» Job:
Quote every line below exactly as it reads.

========================

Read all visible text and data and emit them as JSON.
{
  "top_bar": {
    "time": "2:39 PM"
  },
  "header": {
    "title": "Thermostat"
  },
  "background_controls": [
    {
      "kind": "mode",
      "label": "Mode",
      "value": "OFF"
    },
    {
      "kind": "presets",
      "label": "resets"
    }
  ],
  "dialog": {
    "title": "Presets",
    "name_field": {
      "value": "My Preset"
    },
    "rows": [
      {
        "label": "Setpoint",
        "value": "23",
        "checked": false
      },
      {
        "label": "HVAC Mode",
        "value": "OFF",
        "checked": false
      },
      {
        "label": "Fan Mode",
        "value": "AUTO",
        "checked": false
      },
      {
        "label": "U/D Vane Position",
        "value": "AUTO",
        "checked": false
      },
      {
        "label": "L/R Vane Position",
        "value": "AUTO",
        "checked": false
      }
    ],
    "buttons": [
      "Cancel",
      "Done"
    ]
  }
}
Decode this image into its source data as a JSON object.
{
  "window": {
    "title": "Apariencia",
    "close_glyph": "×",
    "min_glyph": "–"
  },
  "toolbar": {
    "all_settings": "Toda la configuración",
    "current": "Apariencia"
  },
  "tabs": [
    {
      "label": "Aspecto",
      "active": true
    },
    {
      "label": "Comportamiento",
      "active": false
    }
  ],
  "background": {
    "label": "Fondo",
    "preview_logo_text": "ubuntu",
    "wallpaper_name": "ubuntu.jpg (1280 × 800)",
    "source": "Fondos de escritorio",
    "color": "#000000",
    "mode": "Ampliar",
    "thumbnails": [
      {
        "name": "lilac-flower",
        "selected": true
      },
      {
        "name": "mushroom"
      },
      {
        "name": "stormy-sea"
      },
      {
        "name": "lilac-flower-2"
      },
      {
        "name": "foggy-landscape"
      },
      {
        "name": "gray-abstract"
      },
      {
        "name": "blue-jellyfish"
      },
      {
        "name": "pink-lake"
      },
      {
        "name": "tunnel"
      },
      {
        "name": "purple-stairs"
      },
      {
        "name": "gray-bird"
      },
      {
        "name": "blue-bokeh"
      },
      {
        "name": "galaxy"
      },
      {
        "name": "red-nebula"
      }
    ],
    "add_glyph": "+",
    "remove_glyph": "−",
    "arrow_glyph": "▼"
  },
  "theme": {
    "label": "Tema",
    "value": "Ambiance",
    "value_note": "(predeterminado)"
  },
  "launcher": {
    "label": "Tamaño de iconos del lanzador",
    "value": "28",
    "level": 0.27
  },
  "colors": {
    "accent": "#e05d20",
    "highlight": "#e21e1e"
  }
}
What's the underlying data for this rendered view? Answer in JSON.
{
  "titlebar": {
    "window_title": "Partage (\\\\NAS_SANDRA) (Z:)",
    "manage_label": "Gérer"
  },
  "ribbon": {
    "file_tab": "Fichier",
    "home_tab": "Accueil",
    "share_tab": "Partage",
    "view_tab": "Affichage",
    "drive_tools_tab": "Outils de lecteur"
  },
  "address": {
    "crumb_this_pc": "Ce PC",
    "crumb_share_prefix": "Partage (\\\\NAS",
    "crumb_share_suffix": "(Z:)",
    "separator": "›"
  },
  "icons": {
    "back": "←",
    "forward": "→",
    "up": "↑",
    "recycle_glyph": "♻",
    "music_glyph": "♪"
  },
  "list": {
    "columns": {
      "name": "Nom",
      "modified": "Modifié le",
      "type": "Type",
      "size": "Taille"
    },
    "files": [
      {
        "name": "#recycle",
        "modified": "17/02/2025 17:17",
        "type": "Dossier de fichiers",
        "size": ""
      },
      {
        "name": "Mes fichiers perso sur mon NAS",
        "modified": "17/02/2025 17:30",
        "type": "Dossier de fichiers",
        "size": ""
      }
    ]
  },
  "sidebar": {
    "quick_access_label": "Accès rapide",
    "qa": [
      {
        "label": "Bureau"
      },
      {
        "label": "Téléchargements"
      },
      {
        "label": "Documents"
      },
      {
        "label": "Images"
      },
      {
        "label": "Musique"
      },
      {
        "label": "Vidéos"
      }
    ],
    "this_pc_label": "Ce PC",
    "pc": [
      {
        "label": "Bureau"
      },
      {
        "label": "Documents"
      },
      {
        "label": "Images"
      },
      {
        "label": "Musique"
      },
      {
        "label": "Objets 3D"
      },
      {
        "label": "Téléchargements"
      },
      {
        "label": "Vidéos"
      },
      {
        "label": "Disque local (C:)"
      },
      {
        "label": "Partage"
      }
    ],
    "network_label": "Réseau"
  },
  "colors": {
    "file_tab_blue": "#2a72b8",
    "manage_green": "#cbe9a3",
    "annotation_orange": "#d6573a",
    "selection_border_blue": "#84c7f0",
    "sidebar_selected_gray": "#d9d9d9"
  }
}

========================

» Complete answer:
Read all visible text and data and emit them as JSON.
{
  "top_bar": {
    "time": "2:39 PM"
  },
  "header": {
    "title": "Thermostat"
  },
  "background_controls": [
    {
      "kind": "mode",
      "label": "Mode",
      "value": "OFF"
    },
    {
      "kind": "presets",
      "label": "resets"
    }
  ],
  "dialog": {
    "title": "Presets",
    "name_field": {
      "value": "My Preset"
    },
    "rows": [
      {
        "label": "Setpoint",
        "value": "23",
        "checked": false
      },
      {
        "label": "HVAC Mode",
        "value": "OFF",
        "checked": false
      },
      {
        "label": "Fan Mode",
        "value": "AUTO",
        "checked": false
      },
      {
        "label": "U/D Vane Position",
        "value": "AUTO",
        "checked": false
      },
      {
        "label": "L/R Vane Position",
        "value": "AUTO",
        "checked": false
      }
    ],
    "buttons": [
      "Cancel",
      "Done"
    ]
  }
}
Decode this image into its source data as a JSON object.
{
  "window": {
    "title": "Apariencia",
    "close_glyph": "×",
    "min_glyph": "–"
  },
  "toolbar": {
    "all_settings": "Toda la configuración",
    "current": "Apariencia"
  },
  "tabs": [
    {
      "label": "Aspecto",
      "active": true
    },
    {
      "label": "Comportamiento",
      "active": false
    }
  ],
  "background": {
    "label": "Fondo",
    "preview_logo_text": "ubuntu",
    "wallpaper_name": "ubuntu.jpg (1280 × 800)",
    "source": "Fondos de escritorio",
    "color": "#000000",
    "mode": "Ampliar",
    "thumbnails": [
      {
        "name": "lilac-flower",
        "selected": true
      },
      {
        "name": "mushroom"
      },
      {
        "name": "stormy-sea"
      },
      {
        "name": "lilac-flower-2"
      },
      {
        "name": "foggy-landscape"
      },
      {
        "name": "gray-abstract"
      },
      {
        "name": "blue-jellyfish"
      },
      {
        "name": "pink-lake"
      },
      {
        "name": "tunnel"
      },
      {
        "name": "purple-stairs"
      },
      {
        "name": "gray-bird"
      },
      {
        "name": "blue-bokeh"
      },
      {
        "name": "galaxy"
      },
      {
        "name": "red-nebula"
      }
    ],
    "add_glyph": "+",
    "remove_glyph": "−",
    "arrow_glyph": "▼"
  },
  "theme": {
    "label": "Tema",
    "value": "Ambiance",
    "value_note": "(predeterminado)"
  },
  "launcher": {
    "label": "Tamaño de iconos del lanzador",
    "value": "28",
    "level": 0.27
  },
  "colors": {
    "accent": "#e05d20",
    "highlight": "#e21e1e"
  }
}
What's the underlying data for this rendered view? Answer in JSON.
{
  "titlebar": {
    "window_title": "Partage (\\\\NAS_SANDRA) (Z:)",
    "manage_label": "Gérer"
  },
  "ribbon": {
    "file_tab": "Fichier",
    "home_tab": "Accueil",
    "share_tab": "Partage",
    "view_tab": "Affichage",
    "drive_tools_tab": "Outils de lecteur"
  },
  "address": {
    "crumb_this_pc": "Ce PC",
    "crumb_share_prefix": "Partage (\\\\NAS",
    "crumb_share_suffix": "(Z:)",
    "separator": "›"
  },
  "icons": {
    "back": "←",
    "forward": "→",
    "up": "↑",
    "recycle_glyph": "♻",
    "music_glyph": "♪"
  },
  "list": {
    "columns": {
      "name": "Nom",
      "modified": "Modifié le",
      "type": "Type",
      "size": "Taille"
    },
    "files": [
      {
        "name": "#recycle",
        "modified": "17/02/2025 17:17",
        "type": "Dossier de fichiers",
        "size": ""
      },
      {
        "name": "Mes fichiers perso sur mon NAS",
        "modified": "17/02/2025 17:30",
        "type": "Dossier de fichiers",
        "size": ""
      }
    ]
  },
  "sidebar": {
    "quick_access_label": "Accès rapide",
    "qa": [
      {
        "label": "Bureau"
      },
      {
        "label": "Téléchargements"
      },
      {
        "label": "Documents"
      },
      {
        "label": "Images"
      },
      {
        "label": "Musique"
      },
      {
        "label": "Vidéos"
      }
    ],
    "this_pc_label": "Ce PC",
    "pc": [
      {
        "label": "Bureau"
      },
      {
        "label": "Documents"
      },
      {
        "label": "Images"
      },
      {
        "label": "Musique"
      },
      {
        "label": "Objets 3D"
      },
      {
        "label": "Téléchargements"
      },
      {
        "label": "Vidéos"
      },
      {
        "label": "Disque local (C:)"
      },
      {
        "label": "Partage"
      }
    ],
    "network_label": "Réseau"
  },
  "colors": {
    "file_tab_blue": "#2a72b8",
    "manage_green": "#cbe9a3",
    "annotation_orange": "#d6573a",
    "selection_border_blue": "#84c7f0",
    "sidebar_selected_gray": "#d9d9d9"
  }
}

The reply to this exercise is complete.